**Your task:** Which lines in the records below contain the word "JSON"? Copy each of them.

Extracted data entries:
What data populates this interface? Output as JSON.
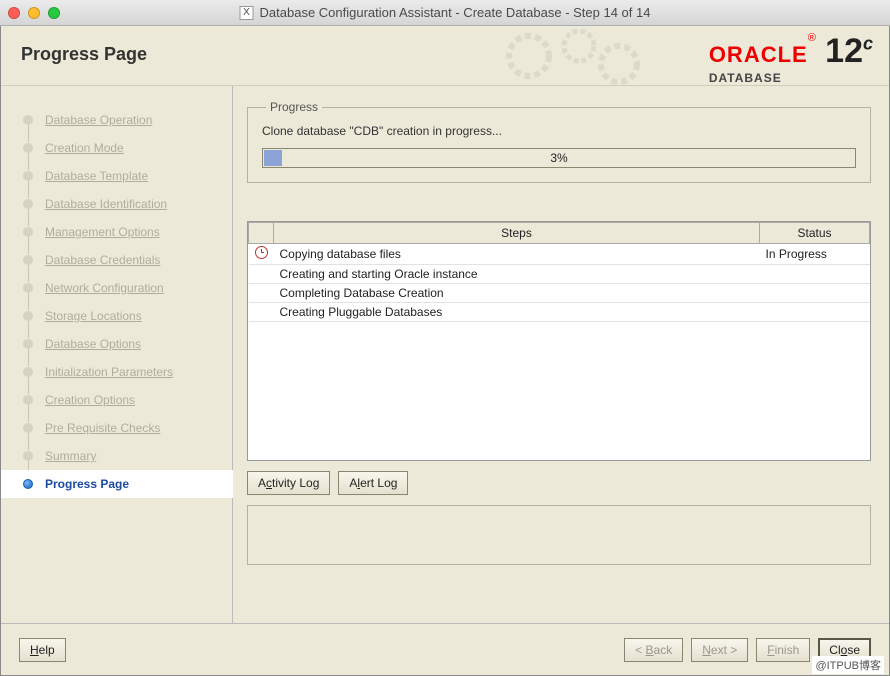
{
  "window": {
    "title": "Database Configuration Assistant - Create Database - Step 14 of 14"
  },
  "header": {
    "page_title": "Progress Page",
    "brand": "ORACLE",
    "brand_sub": "DATABASE",
    "version": "12",
    "version_suffix": "c"
  },
  "sidebar": {
    "items": [
      {
        "label": "Database Operation"
      },
      {
        "label": "Creation Mode"
      },
      {
        "label": "Database Template"
      },
      {
        "label": "Database Identification"
      },
      {
        "label": "Management Options"
      },
      {
        "label": "Database Credentials"
      },
      {
        "label": "Network Configuration"
      },
      {
        "label": "Storage Locations"
      },
      {
        "label": "Database Options"
      },
      {
        "label": "Initialization Parameters"
      },
      {
        "label": "Creation Options"
      },
      {
        "label": "Pre Requisite Checks"
      },
      {
        "label": "Summary"
      },
      {
        "label": "Progress Page",
        "active": true
      }
    ]
  },
  "progress": {
    "legend": "Progress",
    "message": "Clone database \"CDB\" creation in progress...",
    "percent": 3,
    "percent_label": "3%"
  },
  "steps_table": {
    "col_steps": "Steps",
    "col_status": "Status",
    "rows": [
      {
        "name": "Copying database files",
        "status": "In Progress",
        "icon": "clock"
      },
      {
        "name": "Creating and starting Oracle instance",
        "status": "",
        "icon": ""
      },
      {
        "name": "Completing Database Creation",
        "status": "",
        "icon": ""
      },
      {
        "name": "Creating Pluggable Databases",
        "status": "",
        "icon": ""
      }
    ]
  },
  "buttons": {
    "activity_log_pre": "A",
    "activity_log_u": "c",
    "activity_log_post": "tivity Log",
    "alert_log_pre": "A",
    "alert_log_u": "l",
    "alert_log_post": "ert Log",
    "help_u": "H",
    "help_post": "elp",
    "back_pre": "< ",
    "back_u": "B",
    "back_post": "ack",
    "next_u": "N",
    "next_post": "ext >",
    "finish_u": "F",
    "finish_post": "inish",
    "close_pre": "Cl",
    "close_u": "o",
    "close_post": "se"
  },
  "watermark": "@ITPUB博客"
}
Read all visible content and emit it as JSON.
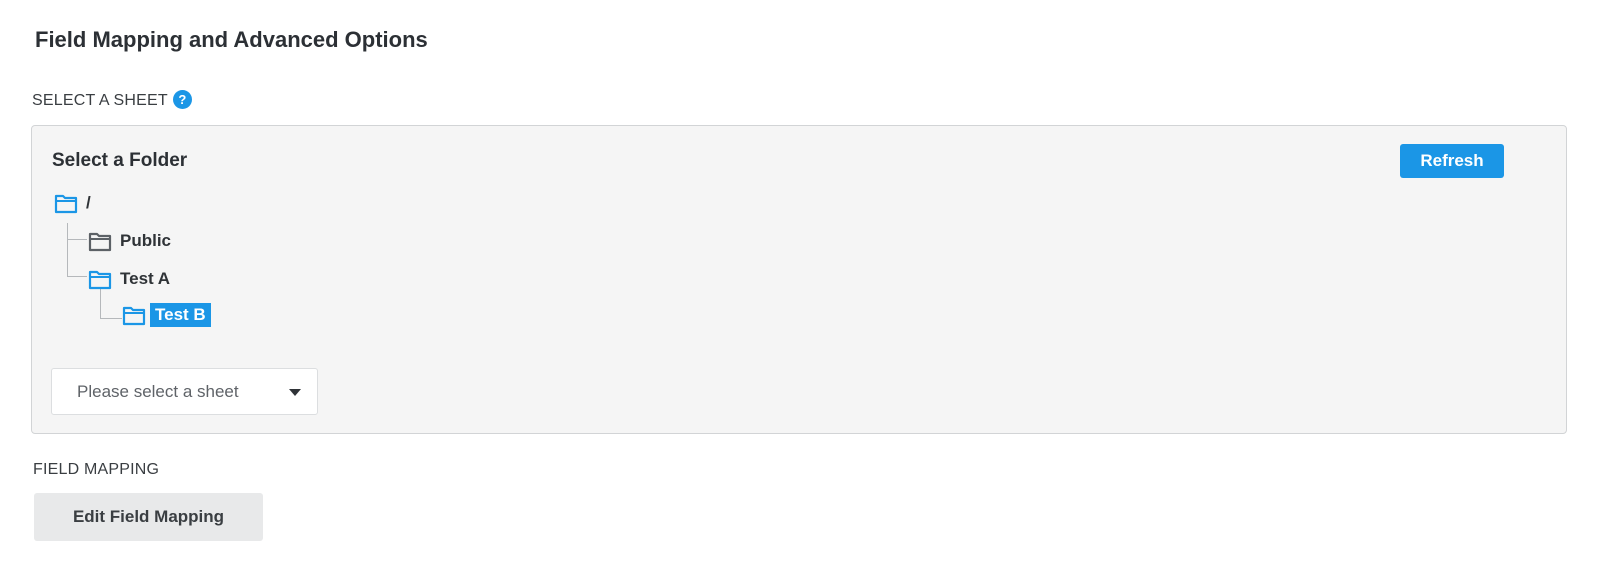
{
  "page": {
    "title": "Field Mapping and Advanced Options"
  },
  "select_sheet": {
    "label": "SELECT A SHEET",
    "help_icon": "?",
    "folder_title": "Select a Folder",
    "refresh_label": "Refresh",
    "tree": {
      "root": "/",
      "public": "Public",
      "test_a": "Test A",
      "test_b": "Test B"
    },
    "sheet_placeholder": "Please select a sheet"
  },
  "field_mapping": {
    "label": "FIELD MAPPING",
    "edit_label": "Edit Field Mapping"
  },
  "colors": {
    "accent": "#1b96e6",
    "folder_gray": "#5c6166"
  },
  "icons": {
    "folder_open": "folder-open-icon",
    "folder": "folder-icon",
    "help": "help-icon",
    "dropdown": "caret-down-icon"
  }
}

**Response for this exercise:**
What data populates this interface? Output as JSON.
Read all visible content and emit it as JSON.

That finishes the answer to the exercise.